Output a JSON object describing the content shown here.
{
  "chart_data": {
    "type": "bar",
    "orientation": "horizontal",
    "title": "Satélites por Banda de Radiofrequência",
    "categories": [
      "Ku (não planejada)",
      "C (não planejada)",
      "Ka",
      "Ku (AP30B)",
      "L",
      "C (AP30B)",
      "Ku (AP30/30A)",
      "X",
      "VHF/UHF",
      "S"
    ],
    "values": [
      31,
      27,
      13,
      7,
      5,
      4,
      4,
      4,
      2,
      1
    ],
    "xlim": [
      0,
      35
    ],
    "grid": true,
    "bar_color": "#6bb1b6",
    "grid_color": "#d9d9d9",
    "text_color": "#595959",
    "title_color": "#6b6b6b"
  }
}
^^^^
Set down every line of the listing above again, exactly as given.

Finished exercise:
Output a JSON object describing the content shown here.
{
  "chart_data": {
    "type": "bar",
    "orientation": "horizontal",
    "title": "Satélites por Banda de Radiofrequência",
    "categories": [
      "Ku (não planejada)",
      "C (não planejada)",
      "Ka",
      "Ku (AP30B)",
      "L",
      "C (AP30B)",
      "Ku (AP30/30A)",
      "X",
      "VHF/UHF",
      "S"
    ],
    "values": [
      31,
      27,
      13,
      7,
      5,
      4,
      4,
      4,
      2,
      1
    ],
    "xlim": [
      0,
      35
    ],
    "grid": true,
    "bar_color": "#6bb1b6",
    "grid_color": "#d9d9d9",
    "text_color": "#595959",
    "title_color": "#6b6b6b"
  }
}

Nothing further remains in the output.